* **DATASET ROWS**:
»»

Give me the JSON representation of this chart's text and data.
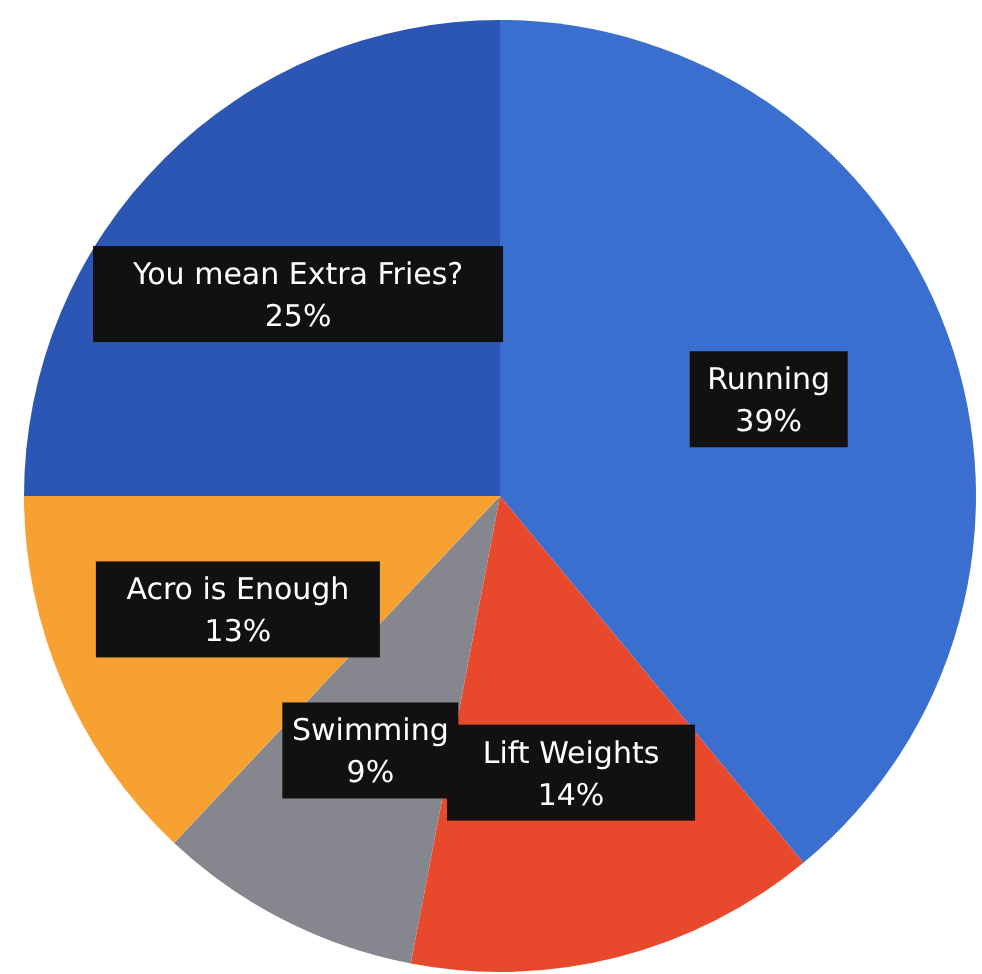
{
  "chart_data": {
    "type": "pie",
    "categories": [
      "Running",
      "Lift Weights",
      "Swimming",
      "Acro is Enough",
      "You mean Extra Fries?"
    ],
    "values": [
      39,
      14,
      9,
      13,
      25
    ],
    "colors": [
      "#3b6fcf",
      "#e8482b",
      "#86868e",
      "#f6a132",
      "#2b56b3"
    ],
    "value_labels": [
      "39%",
      "14%",
      "9%",
      "13%",
      "25%"
    ]
  }
}
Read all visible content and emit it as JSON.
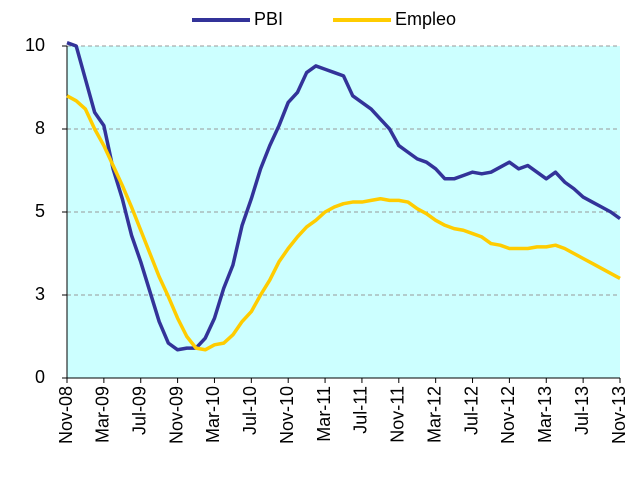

««

* **EXERCISE AIM**:
Each line of the material must be retyped exactly, except that images are omitted.

* **ANSWER IN FULL**:
Give me the JSON representation of this chart's text and data.
{
  "chart_data": {
    "type": "pie",
    "categories": [
      "Running",
      "Lift Weights",
      "Swimming",
      "Acro is Enough",
      "You mean Extra Fries?"
    ],
    "values": [
      39,
      14,
      9,
      13,
      25
    ],
    "colors": [
      "#3b6fcf",
      "#e8482b",
      "#86868e",
      "#f6a132",
      "#2b56b3"
    ],
    "value_labels": [
      "39%",
      "14%",
      "9%",
      "13%",
      "25%"
    ]
  }
}
Read all visible content and emit it as JSON.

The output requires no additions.